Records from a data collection
____________________
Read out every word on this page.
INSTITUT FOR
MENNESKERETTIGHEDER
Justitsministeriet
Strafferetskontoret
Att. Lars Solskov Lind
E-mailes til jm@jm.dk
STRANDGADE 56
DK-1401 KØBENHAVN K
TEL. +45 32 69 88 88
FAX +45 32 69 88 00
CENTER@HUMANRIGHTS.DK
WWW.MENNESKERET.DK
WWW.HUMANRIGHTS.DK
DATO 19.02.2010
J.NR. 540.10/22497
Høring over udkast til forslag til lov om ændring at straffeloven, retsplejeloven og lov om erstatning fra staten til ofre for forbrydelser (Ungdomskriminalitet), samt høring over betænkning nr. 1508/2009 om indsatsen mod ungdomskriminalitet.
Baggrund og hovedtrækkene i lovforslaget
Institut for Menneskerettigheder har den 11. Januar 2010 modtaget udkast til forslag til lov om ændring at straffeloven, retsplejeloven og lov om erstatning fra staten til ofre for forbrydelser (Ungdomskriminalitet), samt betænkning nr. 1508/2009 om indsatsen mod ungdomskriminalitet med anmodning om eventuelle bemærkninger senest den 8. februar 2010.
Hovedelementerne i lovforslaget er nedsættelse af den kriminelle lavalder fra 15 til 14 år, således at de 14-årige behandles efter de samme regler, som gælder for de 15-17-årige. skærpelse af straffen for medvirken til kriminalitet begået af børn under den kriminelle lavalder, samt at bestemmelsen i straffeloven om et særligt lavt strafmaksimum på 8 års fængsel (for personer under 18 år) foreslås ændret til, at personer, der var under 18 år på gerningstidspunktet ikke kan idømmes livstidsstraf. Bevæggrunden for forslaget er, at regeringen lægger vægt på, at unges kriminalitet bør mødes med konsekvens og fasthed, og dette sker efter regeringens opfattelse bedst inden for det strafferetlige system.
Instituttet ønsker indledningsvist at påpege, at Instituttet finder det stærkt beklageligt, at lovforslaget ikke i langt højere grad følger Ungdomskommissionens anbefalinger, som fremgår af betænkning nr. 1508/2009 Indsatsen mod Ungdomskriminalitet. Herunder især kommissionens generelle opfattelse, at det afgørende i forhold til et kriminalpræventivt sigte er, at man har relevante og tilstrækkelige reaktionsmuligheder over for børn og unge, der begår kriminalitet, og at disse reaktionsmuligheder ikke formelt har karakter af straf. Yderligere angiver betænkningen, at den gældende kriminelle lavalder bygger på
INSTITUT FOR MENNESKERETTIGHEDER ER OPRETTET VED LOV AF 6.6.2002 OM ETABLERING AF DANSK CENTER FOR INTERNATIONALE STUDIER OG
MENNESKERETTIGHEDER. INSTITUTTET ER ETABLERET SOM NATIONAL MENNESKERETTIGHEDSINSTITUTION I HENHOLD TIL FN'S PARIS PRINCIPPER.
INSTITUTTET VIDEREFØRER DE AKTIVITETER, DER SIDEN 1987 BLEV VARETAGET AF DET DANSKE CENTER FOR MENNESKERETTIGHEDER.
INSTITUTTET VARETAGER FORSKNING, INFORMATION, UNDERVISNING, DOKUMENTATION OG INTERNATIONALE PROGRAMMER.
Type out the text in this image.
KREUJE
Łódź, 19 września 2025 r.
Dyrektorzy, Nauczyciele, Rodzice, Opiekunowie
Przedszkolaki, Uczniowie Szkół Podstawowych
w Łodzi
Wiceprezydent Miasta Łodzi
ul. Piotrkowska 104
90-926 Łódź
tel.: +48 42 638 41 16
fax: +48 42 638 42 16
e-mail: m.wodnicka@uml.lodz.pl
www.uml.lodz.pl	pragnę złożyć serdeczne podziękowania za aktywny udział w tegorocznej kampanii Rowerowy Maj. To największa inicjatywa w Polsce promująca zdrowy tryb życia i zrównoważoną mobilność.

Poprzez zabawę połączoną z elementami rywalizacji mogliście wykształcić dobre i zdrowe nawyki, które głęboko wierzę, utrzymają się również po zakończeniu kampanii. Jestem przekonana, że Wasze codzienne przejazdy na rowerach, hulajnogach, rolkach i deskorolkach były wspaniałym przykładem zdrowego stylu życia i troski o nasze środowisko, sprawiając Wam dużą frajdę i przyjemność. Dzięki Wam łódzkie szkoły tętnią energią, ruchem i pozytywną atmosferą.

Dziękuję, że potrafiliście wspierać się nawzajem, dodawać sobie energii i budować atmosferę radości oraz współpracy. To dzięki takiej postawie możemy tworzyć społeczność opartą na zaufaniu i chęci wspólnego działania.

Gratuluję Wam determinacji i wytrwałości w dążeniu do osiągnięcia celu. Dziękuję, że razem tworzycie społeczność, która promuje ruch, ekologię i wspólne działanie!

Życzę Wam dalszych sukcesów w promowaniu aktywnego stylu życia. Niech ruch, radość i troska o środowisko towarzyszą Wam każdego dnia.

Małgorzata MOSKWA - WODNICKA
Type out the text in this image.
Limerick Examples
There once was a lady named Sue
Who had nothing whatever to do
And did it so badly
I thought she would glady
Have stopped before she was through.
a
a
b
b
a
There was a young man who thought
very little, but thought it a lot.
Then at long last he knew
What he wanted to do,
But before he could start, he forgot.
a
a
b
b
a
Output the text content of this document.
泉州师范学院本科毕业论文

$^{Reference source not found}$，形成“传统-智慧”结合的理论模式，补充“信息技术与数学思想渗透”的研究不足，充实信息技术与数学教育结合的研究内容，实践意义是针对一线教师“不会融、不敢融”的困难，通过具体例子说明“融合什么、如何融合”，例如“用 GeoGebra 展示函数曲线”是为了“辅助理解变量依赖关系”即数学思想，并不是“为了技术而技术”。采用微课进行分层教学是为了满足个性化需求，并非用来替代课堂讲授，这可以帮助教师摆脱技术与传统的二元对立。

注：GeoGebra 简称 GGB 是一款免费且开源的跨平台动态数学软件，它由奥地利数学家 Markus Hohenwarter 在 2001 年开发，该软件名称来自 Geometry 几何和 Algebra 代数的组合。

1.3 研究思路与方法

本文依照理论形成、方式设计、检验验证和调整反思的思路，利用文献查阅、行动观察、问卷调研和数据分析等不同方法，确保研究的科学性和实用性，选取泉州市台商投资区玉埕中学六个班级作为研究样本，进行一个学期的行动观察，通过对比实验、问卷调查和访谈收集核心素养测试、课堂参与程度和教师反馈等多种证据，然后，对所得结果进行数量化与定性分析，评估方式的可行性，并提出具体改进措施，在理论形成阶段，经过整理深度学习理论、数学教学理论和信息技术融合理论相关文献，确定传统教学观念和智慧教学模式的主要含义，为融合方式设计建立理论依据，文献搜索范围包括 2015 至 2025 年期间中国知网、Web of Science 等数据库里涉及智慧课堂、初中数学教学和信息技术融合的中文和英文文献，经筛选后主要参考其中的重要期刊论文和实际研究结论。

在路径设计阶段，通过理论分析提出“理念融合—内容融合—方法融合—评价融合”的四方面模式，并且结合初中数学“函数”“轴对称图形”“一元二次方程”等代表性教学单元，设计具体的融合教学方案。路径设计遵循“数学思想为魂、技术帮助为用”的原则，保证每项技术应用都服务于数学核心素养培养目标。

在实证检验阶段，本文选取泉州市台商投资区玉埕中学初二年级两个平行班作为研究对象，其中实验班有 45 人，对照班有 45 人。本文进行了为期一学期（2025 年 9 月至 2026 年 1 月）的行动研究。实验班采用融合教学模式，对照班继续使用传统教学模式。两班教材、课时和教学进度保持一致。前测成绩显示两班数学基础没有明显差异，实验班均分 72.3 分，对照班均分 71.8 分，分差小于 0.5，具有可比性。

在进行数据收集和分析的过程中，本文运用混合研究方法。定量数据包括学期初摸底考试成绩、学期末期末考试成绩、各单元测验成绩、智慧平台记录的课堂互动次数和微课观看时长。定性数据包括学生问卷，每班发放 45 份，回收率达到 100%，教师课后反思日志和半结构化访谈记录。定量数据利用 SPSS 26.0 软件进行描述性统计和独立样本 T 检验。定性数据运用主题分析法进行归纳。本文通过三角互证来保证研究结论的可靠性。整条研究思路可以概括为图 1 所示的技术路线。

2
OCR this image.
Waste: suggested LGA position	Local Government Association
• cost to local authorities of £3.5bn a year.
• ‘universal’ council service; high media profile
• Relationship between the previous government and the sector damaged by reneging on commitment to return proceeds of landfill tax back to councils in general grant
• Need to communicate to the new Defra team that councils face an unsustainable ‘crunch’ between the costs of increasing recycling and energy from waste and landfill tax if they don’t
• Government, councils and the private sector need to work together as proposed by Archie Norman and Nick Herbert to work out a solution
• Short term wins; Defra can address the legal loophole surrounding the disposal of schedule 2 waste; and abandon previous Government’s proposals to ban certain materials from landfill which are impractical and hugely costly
____________________
Short problem: Using the material above, reproduce exactly the line that contains "OCR this image." and all lines after it through the last one, and only those.

Solution to this exercise:
OCR this image.
Waste: suggested LGA position	Local Government Association
• cost to local authorities of £3.5bn a year.
• ‘universal’ council service; high media profile
• Relationship between the previous government and the sector damaged by reneging on commitment to return proceeds of landfill tax back to councils in general grant
• Need to communicate to the new Defra team that councils face an unsustainable ‘crunch’ between the costs of increasing recycling and energy from waste and landfill tax if they don’t
• Government, councils and the private sector need to work together as proposed by Archie Norman and Nick Herbert to work out a solution
• Short term wins; Defra can address the legal loophole surrounding the disposal of schedule 2 waste; and abandon previous Government’s proposals to ban certain materials from landfill which are impractical and hugely costly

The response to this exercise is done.